**Reading passage**
-- START --
Sweeteners are about 500 times sweeter than sugar though, so I still think I'd rather have a tiny bit of sweetener than a whole load of sugar in my drinks.  Sadly I find plain water awfully boring, I know that's the healthiest thing to drink, have started occasionally having a glass of squash instead of the dreaded fizzy drinks.  But if you read everything then there wouldn't be anything left safe to eat or drink, and what's decided to be really bad for you one week will probably be good for you the next


----------



## mikeyB (May 14, 2018)

Of all the things going on in my life, I think the small amount of aspartame in Diet Irn Bru must be having a minimal effect on my level of good cheer. I’ve never noticed any effect from aspartame, but since I was young, Saccharine has given me a headache - I can always tell if it’s in a drink.


----------



## Bubbsie (May 14, 2018)
-- END --
**Written exercise 1**
Answer these questions about the sweetener thread, one line each.
(a) How many times sweeter than sugar are sweeteners said to be?
(b) What has the first poster started occasionally drinking instead of fizzy drinks?
(c) According to mikeyB, what has caused a headache since a young age?
**Written exercise 2**
Print the sweetener thread from "Sweeteners are about" to "mikeyB (May 14, 2018)" with no changes.
**Written exercise 3**
Proceed with the sweetener thread from the point where it stops.

**Stored records**
-- START --
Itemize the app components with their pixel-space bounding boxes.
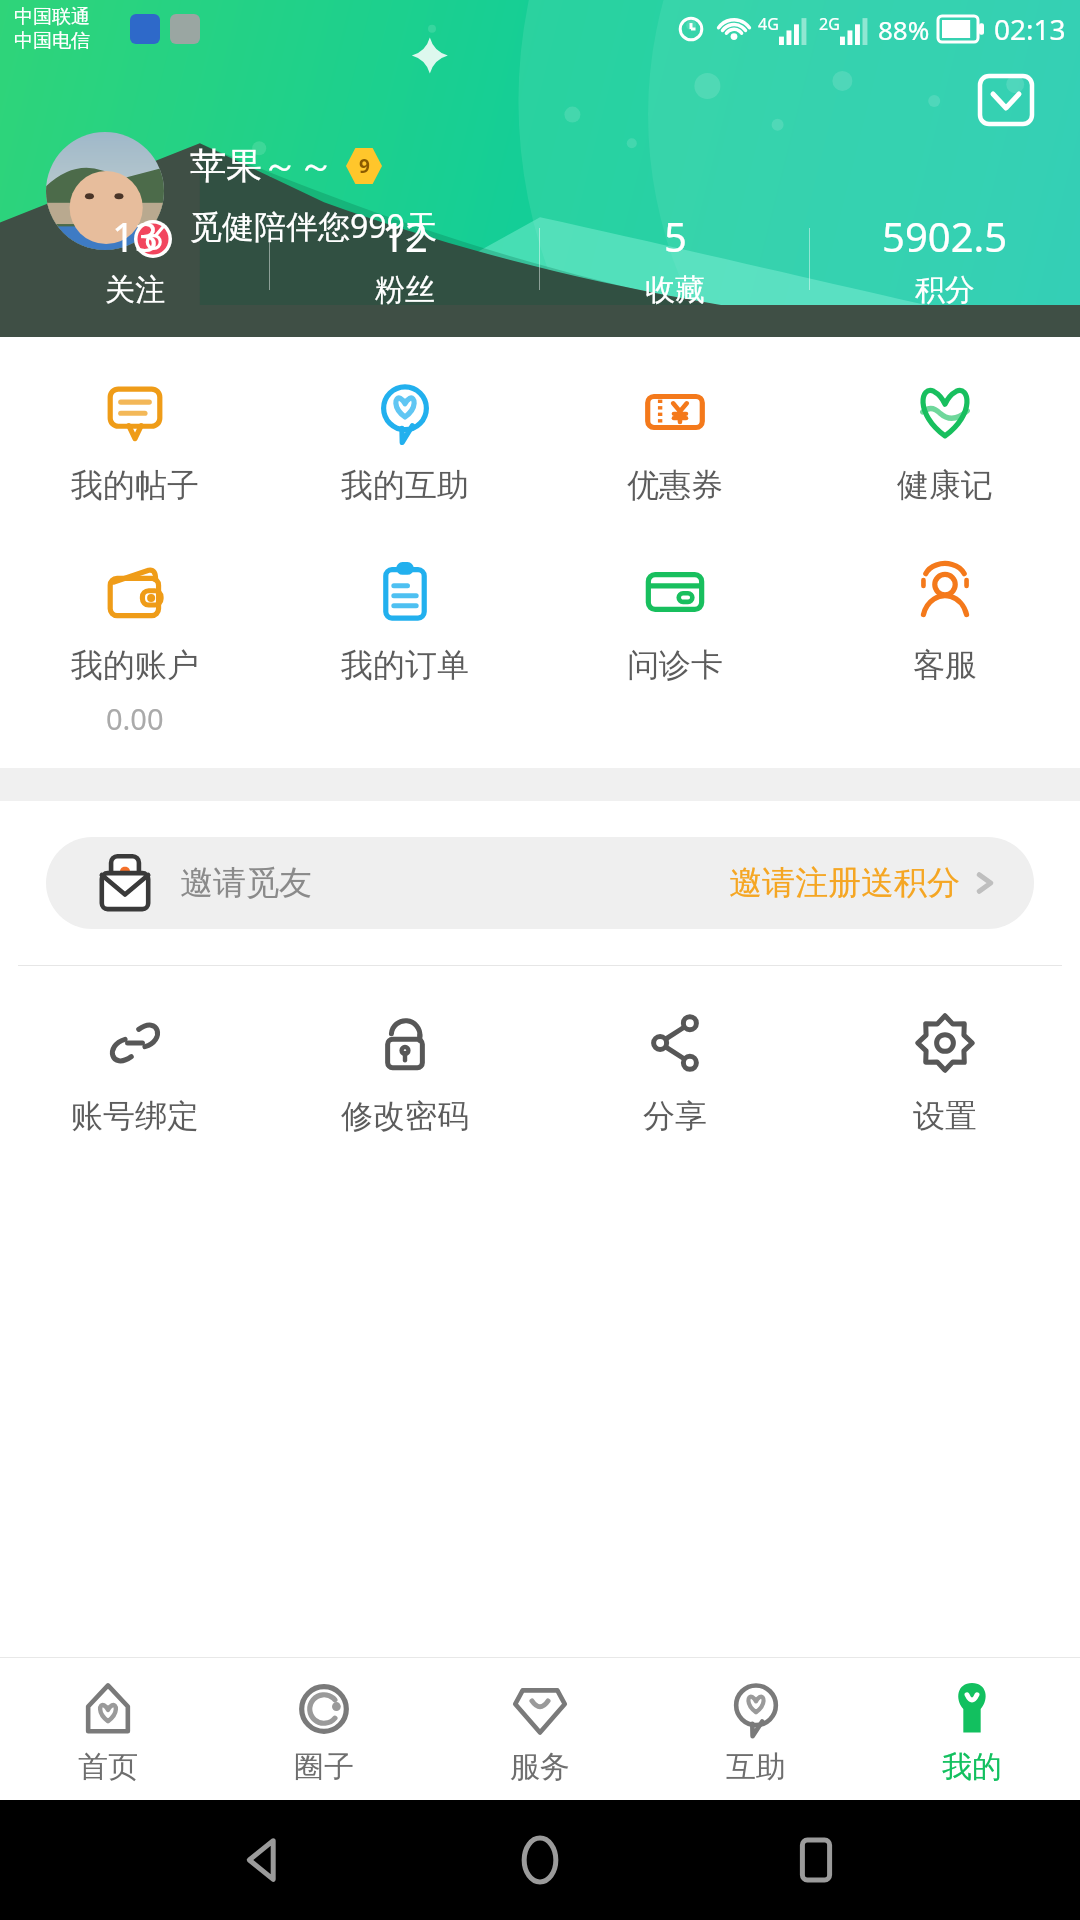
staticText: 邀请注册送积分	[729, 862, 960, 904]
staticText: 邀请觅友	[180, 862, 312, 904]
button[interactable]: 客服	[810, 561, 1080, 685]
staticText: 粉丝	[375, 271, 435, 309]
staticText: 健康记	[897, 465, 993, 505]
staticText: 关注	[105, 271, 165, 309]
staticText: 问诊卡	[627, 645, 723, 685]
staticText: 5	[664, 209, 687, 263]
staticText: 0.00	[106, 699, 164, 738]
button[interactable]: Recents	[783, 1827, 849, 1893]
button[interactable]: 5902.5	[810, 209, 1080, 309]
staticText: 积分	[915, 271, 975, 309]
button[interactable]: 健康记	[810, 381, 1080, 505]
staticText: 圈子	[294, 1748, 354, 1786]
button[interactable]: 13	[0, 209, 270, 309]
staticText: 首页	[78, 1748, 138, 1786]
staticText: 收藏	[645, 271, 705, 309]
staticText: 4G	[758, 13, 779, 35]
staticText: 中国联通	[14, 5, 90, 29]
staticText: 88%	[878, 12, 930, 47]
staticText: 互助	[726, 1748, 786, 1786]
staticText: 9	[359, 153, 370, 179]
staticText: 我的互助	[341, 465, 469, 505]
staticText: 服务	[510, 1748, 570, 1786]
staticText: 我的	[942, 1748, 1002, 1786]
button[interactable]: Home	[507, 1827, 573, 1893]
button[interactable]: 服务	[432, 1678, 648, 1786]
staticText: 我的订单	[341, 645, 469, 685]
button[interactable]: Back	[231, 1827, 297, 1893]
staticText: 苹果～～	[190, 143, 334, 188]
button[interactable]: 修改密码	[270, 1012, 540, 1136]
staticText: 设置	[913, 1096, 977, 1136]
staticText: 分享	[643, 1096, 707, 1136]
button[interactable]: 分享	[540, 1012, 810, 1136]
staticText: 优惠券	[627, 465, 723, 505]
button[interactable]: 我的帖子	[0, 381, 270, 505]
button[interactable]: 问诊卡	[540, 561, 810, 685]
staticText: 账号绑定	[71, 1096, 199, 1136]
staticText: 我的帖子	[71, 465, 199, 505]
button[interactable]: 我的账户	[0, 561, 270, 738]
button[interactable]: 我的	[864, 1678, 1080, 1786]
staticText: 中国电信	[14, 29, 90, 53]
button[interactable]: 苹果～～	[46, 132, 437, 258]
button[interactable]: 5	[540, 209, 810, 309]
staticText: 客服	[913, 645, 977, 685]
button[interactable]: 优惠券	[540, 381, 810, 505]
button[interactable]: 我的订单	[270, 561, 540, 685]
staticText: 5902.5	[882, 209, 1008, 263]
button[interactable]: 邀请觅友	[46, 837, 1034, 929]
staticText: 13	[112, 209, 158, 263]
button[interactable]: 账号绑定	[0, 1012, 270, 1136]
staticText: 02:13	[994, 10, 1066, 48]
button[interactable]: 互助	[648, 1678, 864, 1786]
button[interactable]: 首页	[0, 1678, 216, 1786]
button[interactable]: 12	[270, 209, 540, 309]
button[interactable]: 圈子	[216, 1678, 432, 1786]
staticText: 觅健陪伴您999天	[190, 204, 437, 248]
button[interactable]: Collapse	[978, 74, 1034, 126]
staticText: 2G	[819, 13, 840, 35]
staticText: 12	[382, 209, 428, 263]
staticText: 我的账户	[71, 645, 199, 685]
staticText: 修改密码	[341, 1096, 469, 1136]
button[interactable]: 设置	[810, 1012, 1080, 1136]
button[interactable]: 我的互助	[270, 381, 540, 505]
-- END --
-- START --
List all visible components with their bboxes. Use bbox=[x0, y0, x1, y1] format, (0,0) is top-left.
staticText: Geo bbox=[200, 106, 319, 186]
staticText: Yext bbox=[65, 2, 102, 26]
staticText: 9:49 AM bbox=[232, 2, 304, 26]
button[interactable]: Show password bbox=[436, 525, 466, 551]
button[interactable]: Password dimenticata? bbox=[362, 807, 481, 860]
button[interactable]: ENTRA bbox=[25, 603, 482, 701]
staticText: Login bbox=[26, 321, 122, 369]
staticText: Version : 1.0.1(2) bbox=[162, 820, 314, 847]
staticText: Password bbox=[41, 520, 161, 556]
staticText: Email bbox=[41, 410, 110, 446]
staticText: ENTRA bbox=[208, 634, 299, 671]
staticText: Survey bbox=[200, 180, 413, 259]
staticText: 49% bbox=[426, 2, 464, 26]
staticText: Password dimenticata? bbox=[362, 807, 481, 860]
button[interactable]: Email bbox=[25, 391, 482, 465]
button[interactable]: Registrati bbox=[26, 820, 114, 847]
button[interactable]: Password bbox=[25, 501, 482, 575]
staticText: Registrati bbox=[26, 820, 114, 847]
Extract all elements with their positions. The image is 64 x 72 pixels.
-- END --
**Output 1**
(a) About 500 times.
(b) A glass of squash.
(c) Saccharine.

**Output 2**
Sweeteners are about 500 times sweeter than sugar though, so I still think I'd rather have a tiny bit of sweetener than a whole load of sugar in my drinks.  Sadly I find plain water awfully boring, I know that's the healthiest thing to drink, have started occasionally having a glass of squash instead of the dreaded fizzy drinks.  But if you read everything then there wouldn't be anything left safe to eat or drink, and what's decided to be really bad for you one week will probably be good for you the next


----------



## mikeyB (May 14, 2018)

**Output 3**
Matt Cycle said:


> All these years I thought I was just a miserable tw*t.  I can now blame it on the diet drinks.


Laughing out loud here Matt...so that explains it.


----------



## Bubbsie (May 14, 2018)

Amigo said:


> So not fed up, just under ‘lemonade lethargy’ or a ‘Cola cloud!’


Or a 'Lilt Tilt' downwards Amigo.


----------



## HOBIE (May 17, 2018)

Is it Miserable Matt  ,Made me giggle too


----------



## Bubbsie (May 17, 2018)

HOBIE said:


> Is it Miserable Matt  ,Made me giggle too


Honestly Hobie...I'm shocked I'd never do that?.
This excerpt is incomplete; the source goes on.